● PROBLEM STATEMENT: Reproduce the passage of the forum thread below from "### 15.23 (c)" up to and including "concentration of B?".

┌─ TEXT

## 15.23 (c)

$\frac{d[R]}{dt}=-k[R]; \ln [R]=-kt + \ln [R]_{0}; t_{\frac{1}{2}}=\frac{0.693}{k}$

Sarahi Garza 3k
Posts: 16
Joined: Wed Sep 21, 2016 2:57 pm

### 15.23 (c)

Why is it that to find the final concentration of A (to later find k), we must subtract the initial concentration of A to 2 times the final concentration of B?

Jose_Arambulo_2I
Posts: 35
Joined: Wed Sep 21, 2016 2:59 pm

### Re: 15.23 (c)

This is because the rate that B increases is equal to the rate that A decreases. I currently don't have the book on me, but it's probably doubled due to the rxn's stoichiometric coefficients

Sarahi Garza 3k
Posts: 16
Joined: Wed Sep 21, 2016 2:57 pm

### Re: 15.23 (c)

Thank you! Yeah, the stochiometric coefficient for A is 2.

Aishwarya_Natarajan_2F
Posts: 11
Joined: Mon Jul 11, 2016 3:00 am

### Re: 15.23 (c)

In this question when you use the unique rate equation for the reaction you know that the rate of increase in products in the rate of decrease in reactants, and therefore:

-(1/2)d[A]/dt = d[b]/dt

Using this we can find the rate of decrease in A by multiplying the rate of increase of B by 2. Then this gives us the rate of decrease in A which we can subtract from the A initial to give us [A] after 115 s which we can substitute into the integrated rate law to solve for k.

ln[0.153 + x] - ln[0.153] = -k(115 s)
with x being d[A]/dt.

using this equation, we get k= 5.11 x 10^-3

└─
┌─ RECORDS

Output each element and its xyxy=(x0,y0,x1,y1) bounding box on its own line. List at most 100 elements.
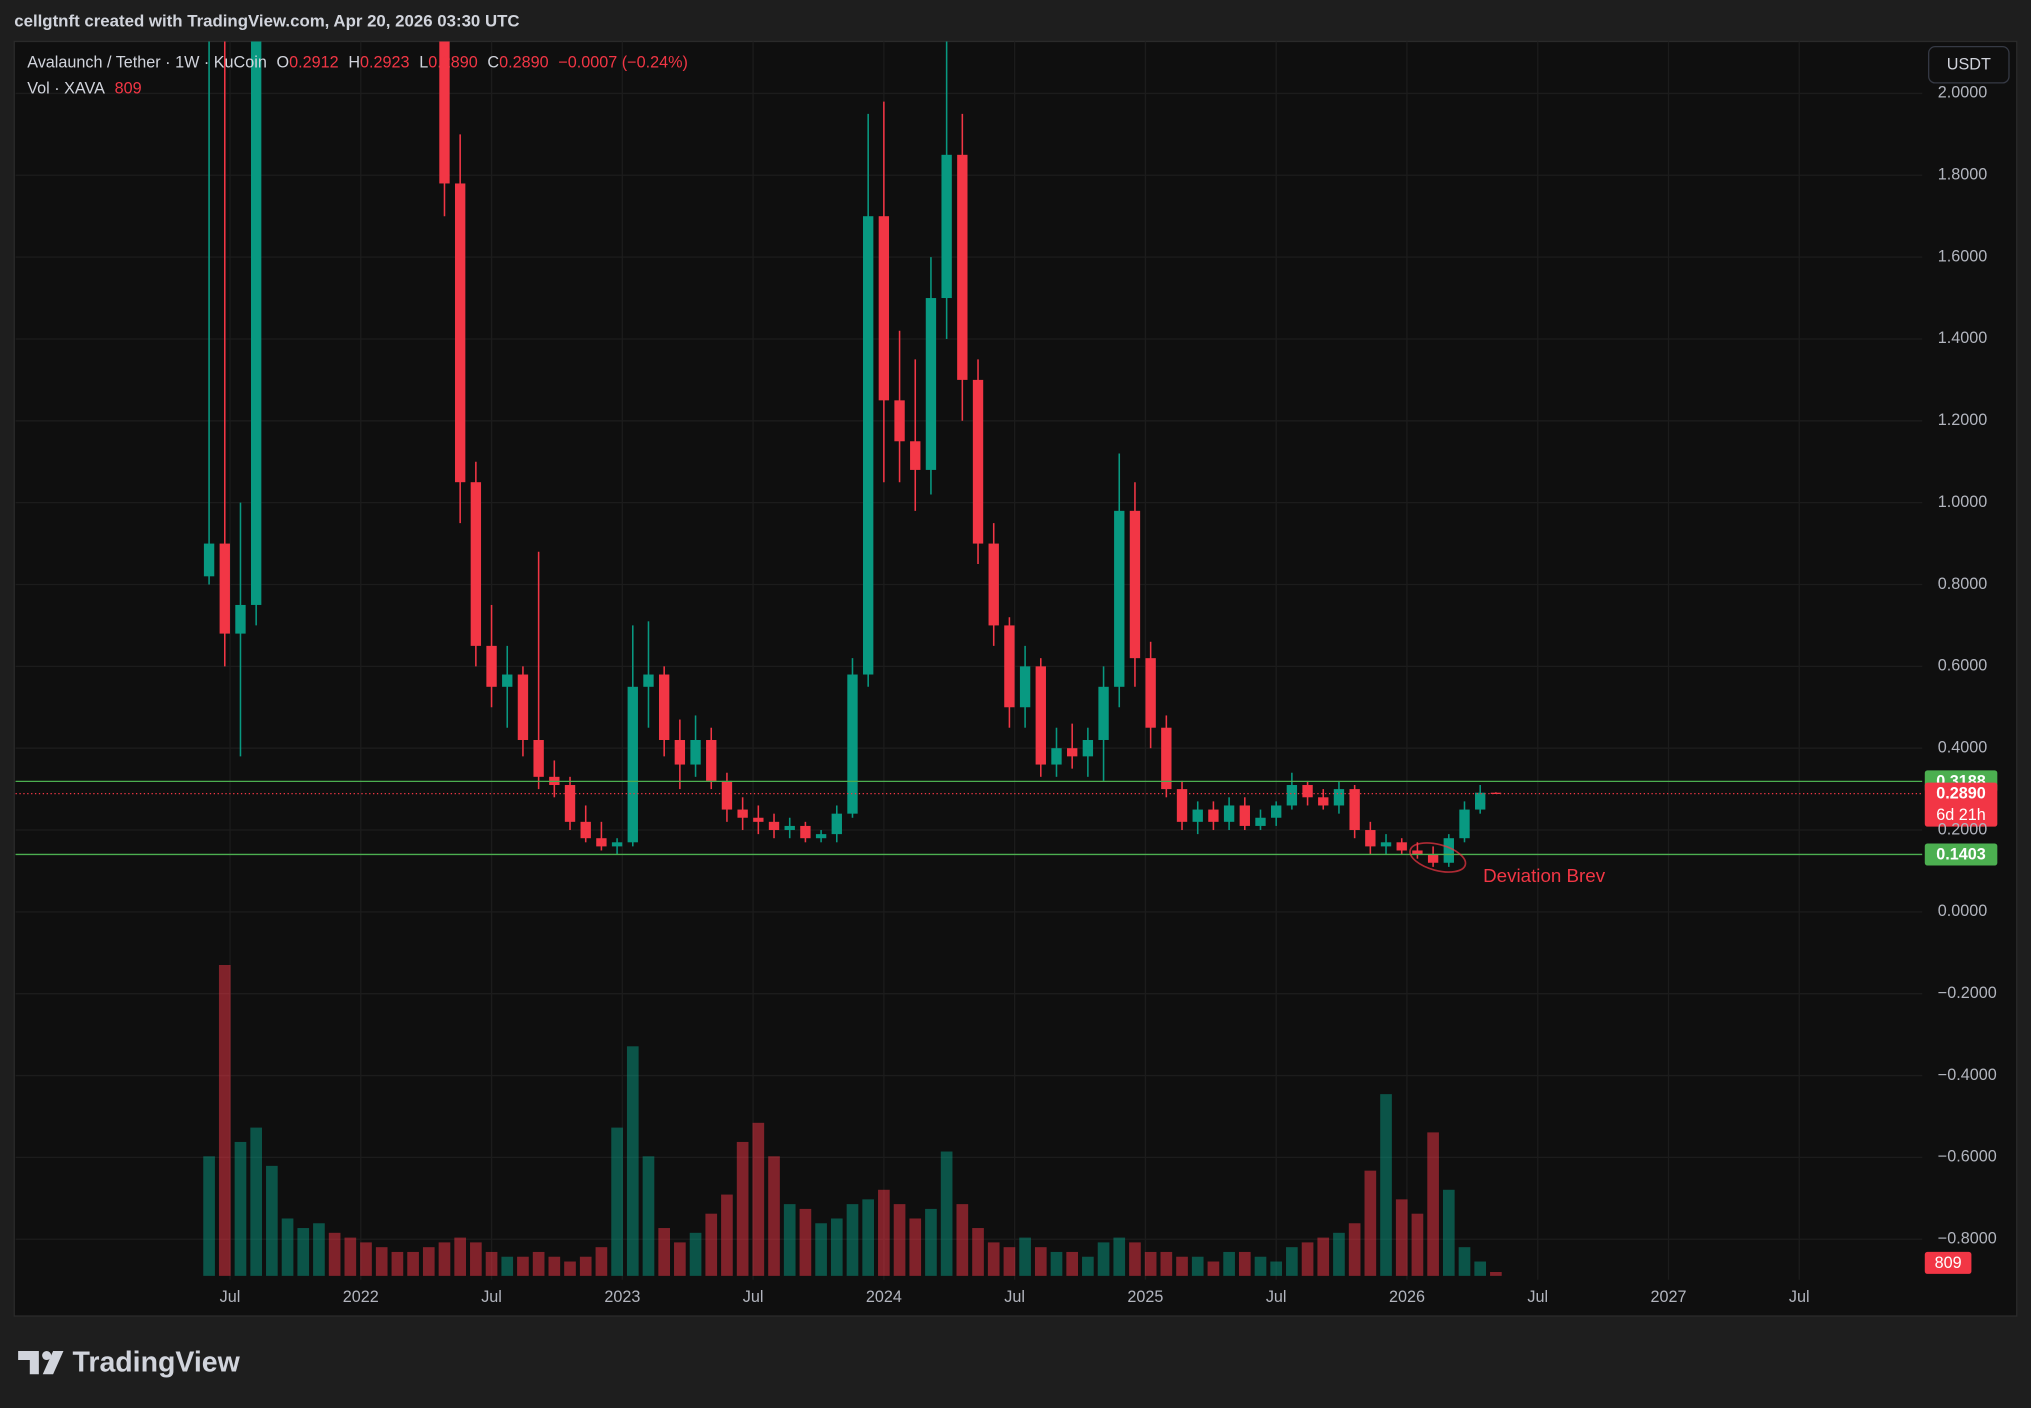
volume-bar xyxy=(438,1242,451,1276)
candle-body xyxy=(1239,805,1250,826)
candle-body xyxy=(690,739,701,765)
brand-logo: TradingView xyxy=(18,1346,241,1378)
volume-bar xyxy=(705,1213,718,1276)
volume-bar xyxy=(1160,1251,1173,1276)
volume-bar xyxy=(1097,1242,1110,1276)
candle-body xyxy=(486,645,497,687)
candle-body xyxy=(470,482,482,646)
currency-button[interactable]: USDT xyxy=(1928,45,2010,84)
ohlc-value: 0.2890 xyxy=(428,54,478,72)
legend: Avalaunch / Tether · 1W · KuCoin O0.2912… xyxy=(27,54,688,72)
x-tick-label: Jul xyxy=(1004,1288,1025,1306)
volume-bar xyxy=(1066,1251,1079,1276)
candle-body xyxy=(235,604,246,634)
volume-bar xyxy=(360,1242,372,1276)
candle-body xyxy=(1443,838,1454,863)
volume-bar xyxy=(266,1165,278,1276)
candle-body xyxy=(1051,748,1062,765)
candle-body xyxy=(517,674,529,740)
level-label: 0.1403 xyxy=(1936,845,1986,863)
volume-bar xyxy=(642,1156,655,1276)
volume-bar xyxy=(626,1046,639,1276)
candle-body xyxy=(1459,809,1470,839)
candle-body xyxy=(439,41,450,184)
volume-label: Vol · XAVA xyxy=(27,80,105,98)
logo-icon xyxy=(18,1350,39,1375)
volume-bar xyxy=(1333,1232,1345,1276)
y-tick-label: −0.8000 xyxy=(1938,1230,1997,1248)
candle-body xyxy=(627,686,638,843)
candle-body xyxy=(847,674,858,814)
candle-body xyxy=(1302,785,1313,798)
volume-bar xyxy=(297,1228,310,1276)
countdown: 6d 21h xyxy=(1936,806,1986,824)
logo-icon xyxy=(42,1350,52,1361)
ohlc-label: O xyxy=(277,54,290,72)
currency-button-frame[interactable] xyxy=(1928,45,2010,84)
volume-bar xyxy=(1129,1242,1141,1276)
candle-body xyxy=(862,216,874,675)
candle-body xyxy=(643,674,654,687)
volume-bar xyxy=(1019,1237,1031,1276)
y-tick-label: 1.0000 xyxy=(1938,493,1988,511)
volume-bar xyxy=(611,1127,623,1276)
candle-body xyxy=(1019,666,1031,708)
candle-body xyxy=(753,817,764,822)
candle-body xyxy=(1192,809,1203,822)
y-tick-label: −0.4000 xyxy=(1938,1066,1997,1084)
x-tick-label: Jul xyxy=(481,1288,502,1306)
volume-bar xyxy=(1490,1271,1502,1276)
candle-body xyxy=(1271,805,1282,818)
volume-bar xyxy=(1427,1132,1439,1276)
volume-bar xyxy=(925,1208,937,1276)
candle-body xyxy=(1208,809,1219,822)
candle-body xyxy=(1427,854,1439,863)
candle-body xyxy=(674,739,686,765)
volume-bar xyxy=(768,1156,780,1276)
volume-bar xyxy=(454,1237,466,1276)
y-tick-label: 0.6000 xyxy=(1938,657,1988,675)
volume-bar xyxy=(1191,1256,1204,1276)
volume-bar xyxy=(1223,1251,1235,1276)
x-tick-label: Jul xyxy=(1527,1288,1548,1306)
volume-bar xyxy=(407,1251,419,1276)
candle-body xyxy=(219,543,230,634)
x-tick-label: Jul xyxy=(1789,1288,1810,1306)
x-tick-label: 2026 xyxy=(1389,1288,1425,1306)
candle-body xyxy=(1286,785,1298,806)
x-tick-label: 2025 xyxy=(1127,1288,1163,1306)
volume-bar xyxy=(1270,1261,1283,1276)
volume-bar xyxy=(689,1232,702,1276)
volume-bar xyxy=(1176,1256,1188,1276)
ohlc-label: H xyxy=(348,54,360,72)
volume-bar xyxy=(909,1218,922,1276)
currency[interactable]: USDT xyxy=(1947,56,1991,74)
candle-body xyxy=(894,400,905,442)
volume-bar xyxy=(1254,1256,1267,1276)
volume-bar xyxy=(501,1256,514,1276)
volume-bar xyxy=(878,1189,890,1276)
candle-body xyxy=(925,298,937,470)
volume-pane xyxy=(203,964,1502,1276)
volume-value: 809 xyxy=(115,80,142,98)
candle-body xyxy=(988,543,999,626)
candle-body xyxy=(1318,797,1329,806)
x-tick-label: Jul xyxy=(743,1288,764,1306)
candle-body xyxy=(1098,686,1109,740)
volume-bar xyxy=(1003,1247,1016,1276)
volume-bar xyxy=(1034,1247,1047,1276)
candles xyxy=(203,41,1502,867)
volume-bar xyxy=(1317,1237,1330,1276)
ohlc-value: 0.2923 xyxy=(360,54,410,72)
volume-bar xyxy=(218,964,231,1276)
volume-bar xyxy=(250,1127,262,1276)
candle-body xyxy=(1145,658,1156,728)
level-box xyxy=(1924,843,1998,866)
y-tick-label: 1.2000 xyxy=(1938,411,1988,429)
candle-body xyxy=(1255,817,1266,826)
candle-body xyxy=(972,379,984,544)
volume-bar xyxy=(375,1247,388,1276)
candle-body xyxy=(611,842,623,847)
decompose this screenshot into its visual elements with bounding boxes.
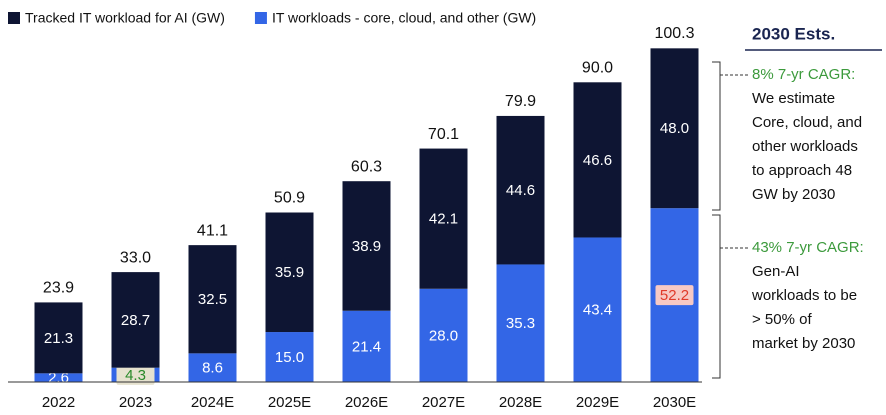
note-line: Core, cloud, and: [752, 114, 862, 131]
bar-segment: [111, 272, 160, 368]
x-tick-label: 2028E: [499, 394, 542, 411]
value-label: 32.5: [198, 291, 227, 308]
legend-swatch: [254, 12, 267, 24]
bar-segment: [34, 373, 83, 382]
bar-segment: [419, 148, 468, 289]
panel-title: 2030 Ests.: [752, 24, 835, 43]
total-label: 90.0: [582, 60, 613, 77]
value-label: 48.0: [660, 120, 689, 137]
label-highlight: [116, 364, 155, 385]
total-label: 70.1: [428, 126, 459, 143]
value-label: 52.2: [660, 287, 689, 304]
note-line: workloads to be: [751, 287, 857, 304]
value-label: 28.0: [429, 327, 458, 344]
total-label: 23.9: [43, 280, 74, 297]
value-label: 15.0: [275, 349, 304, 366]
legend-label: Tracked IT workload for AI (GW): [25, 10, 225, 26]
total-label: 41.1: [197, 222, 228, 239]
bar-segment: [34, 302, 83, 374]
value-label: 21.4: [352, 338, 381, 355]
value-label: 21.3: [44, 330, 73, 347]
note-line: to approach 48: [752, 162, 852, 179]
bar-segment: [419, 288, 468, 382]
bar-segment: [265, 332, 314, 382]
bar-segment: [188, 245, 237, 354]
value-label: 38.9: [352, 238, 381, 255]
bar-segment: [573, 82, 622, 238]
value-label: 46.6: [583, 152, 612, 169]
note-heading: 8% 7-yr CAGR:: [752, 66, 855, 83]
bar-segment: [342, 181, 391, 311]
total-label: 60.3: [351, 158, 382, 175]
x-tick-label: 2027E: [422, 394, 465, 411]
note-line: GW by 2030: [752, 186, 835, 203]
value-label: 4.3: [125, 367, 146, 384]
note-line: We estimate: [752, 90, 835, 107]
total-label: 50.9: [274, 190, 305, 207]
note-line: > 50% of: [752, 311, 812, 328]
bar-segment: [650, 48, 699, 209]
value-label: 35.9: [275, 264, 304, 281]
total-label: 100.3: [654, 25, 694, 42]
bar-segment: [342, 310, 391, 382]
note-line: market by 2030: [752, 335, 855, 352]
bracket: [712, 214, 721, 379]
bar-segment: [573, 237, 622, 382]
x-tick-label: 2023: [119, 394, 152, 411]
value-label: 44.6: [506, 182, 535, 199]
bar-segment: [496, 115, 545, 265]
legend-swatch: [8, 12, 20, 24]
x-tick-label: 2024E: [191, 394, 234, 411]
value-label: 35.3: [506, 315, 535, 332]
note-line: other workloads: [752, 138, 858, 155]
total-label: 79.9: [505, 93, 536, 110]
value-label: 43.4: [583, 302, 612, 319]
x-tick-label: 2025E: [268, 394, 311, 411]
value-label: 8.6: [202, 360, 223, 377]
value-label: 42.1: [429, 211, 458, 228]
bar-segment: [265, 212, 314, 333]
bar-segment: [188, 353, 237, 382]
x-tick-label: 2029E: [576, 394, 619, 411]
x-tick-label: 2022: [42, 394, 75, 411]
value-label: 28.7: [121, 312, 150, 329]
x-tick-label: 2026E: [345, 394, 388, 411]
total-label: 33.0: [120, 249, 151, 266]
bar-segment: [496, 264, 545, 382]
label-highlight: [655, 285, 694, 306]
bracket: [712, 61, 721, 211]
legend-label: IT workloads - core, cloud, and other (G…: [272, 10, 536, 26]
note-line: Gen-AI: [752, 263, 800, 280]
note-heading: 43% 7-yr CAGR:: [752, 239, 864, 256]
x-tick-label: 2030E: [653, 394, 696, 411]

└─

● SOLUTION FOR THIS TASK:
### 15.23 (c)

Why is it that to find the final concentration of A (to later find k), we must subtract the initial concentration of A to 2 times the final concentration of B?